Task directions
Quote the listing below in its entirety, omitting every image.
- - - -
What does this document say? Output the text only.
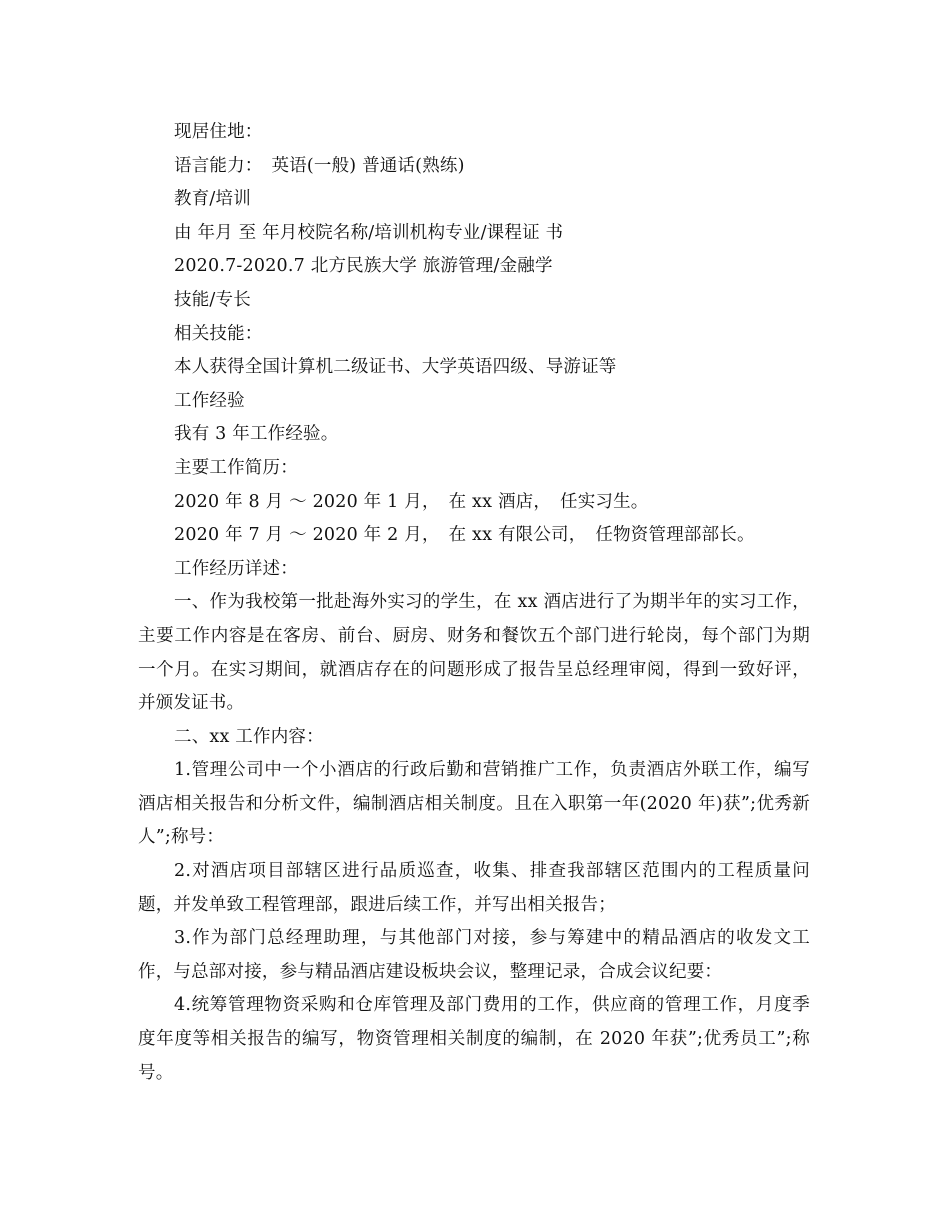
现居住地：
语言能力：　英语(一般) 普通话(熟练)
教育/培训
由 年月 至 年月校院名称/培训机构专业/课程证 书
2020.7-2020.7 北方民族大学 旅游管理/金融学
技能/专长
相关技能：
本人获得全国计算机二级证书、大学英语四级、导游证等
工作经验
我有 3 年工作经验。
主要工作简历：
2020 年 8 月 ～ 2020 年 1 月，　在 xx 酒店，　任实习生。
2020 年 7 月 ～ 2020 年 2 月，　在 xx 有限公司，　任物资管理部部长。
工作经历详述：

一、作为我校第一批赴海外实习的学生，在 xx 酒店进行了为期半年的实习工作，主要工作内容是在客房、前台、厨房、财务和餐饮五个部门进行轮岗，每个部门为期一个月。在实习期间，就酒店存在的问题形成了报告呈总经理审阅，得到一致好评，并颁发证书。

二、xx 工作内容：

1.管理公司中一个小酒店的行政后勤和营销推广工作，负责酒店外联工作，编写酒店相关报告和分析文件，编制酒店相关制度。且在入职第一年(2020 年)获”;优秀新人”;称号：

2.对酒店项目部辖区进行品质巡查，收集、排查我部辖区范围内的工程质量问题，并发单致工程管理部，跟进后续工作，并写出相关报告；

3.作为部门总经理助理，与其他部门对接，参与筹建中的精品酒店的收发文工作，与总部对接，参与精品酒店建设板块会议，整理记录，合成会议纪要：

4.统筹管理物资采购和仓库管理及部门费用的工作，供应商的管理工作，月度季度年度等相关报告的编写，物资管理相关制度的编制，在 2020 年获”;优秀员工”;称号。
- - - -
Solution to this task
What does this document say? Output the text only.
现居住地：
语言能力：　英语(一般) 普通话(熟练)
教育/培训
由 年月 至 年月校院名称/培训机构专业/课程证 书
2020.7-2020.7 北方民族大学 旅游管理/金融学
技能/专长
相关技能：
本人获得全国计算机二级证书、大学英语四级、导游证等
工作经验
我有 3 年工作经验。
主要工作简历：
2020 年 8 月 ～ 2020 年 1 月，　在 xx 酒店，　任实习生。
2020 年 7 月 ～ 2020 年 2 月，　在 xx 有限公司，　任物资管理部部长。
工作经历详述：

一、作为我校第一批赴海外实习的学生，在 xx 酒店进行了为期半年的实习工作，主要工作内容是在客房、前台、厨房、财务和餐饮五个部门进行轮岗，每个部门为期一个月。在实习期间，就酒店存在的问题形成了报告呈总经理审阅，得到一致好评，并颁发证书。

二、xx 工作内容：

1.管理公司中一个小酒店的行政后勤和营销推广工作，负责酒店外联工作，编写酒店相关报告和分析文件，编制酒店相关制度。且在入职第一年(2020 年)获”;优秀新人”;称号：

2.对酒店项目部辖区进行品质巡查，收集、排查我部辖区范围内的工程质量问题，并发单致工程管理部，跟进后续工作，并写出相关报告；

3.作为部门总经理助理，与其他部门对接，参与筹建中的精品酒店的收发文工作，与总部对接，参与精品酒店建设板块会议，整理记录，合成会议纪要：

4.统筹管理物资采购和仓库管理及部门费用的工作，供应商的管理工作，月度季度年度等相关报告的编写，物资管理相关制度的编制，在 2020 年获”;优秀员工”;称号。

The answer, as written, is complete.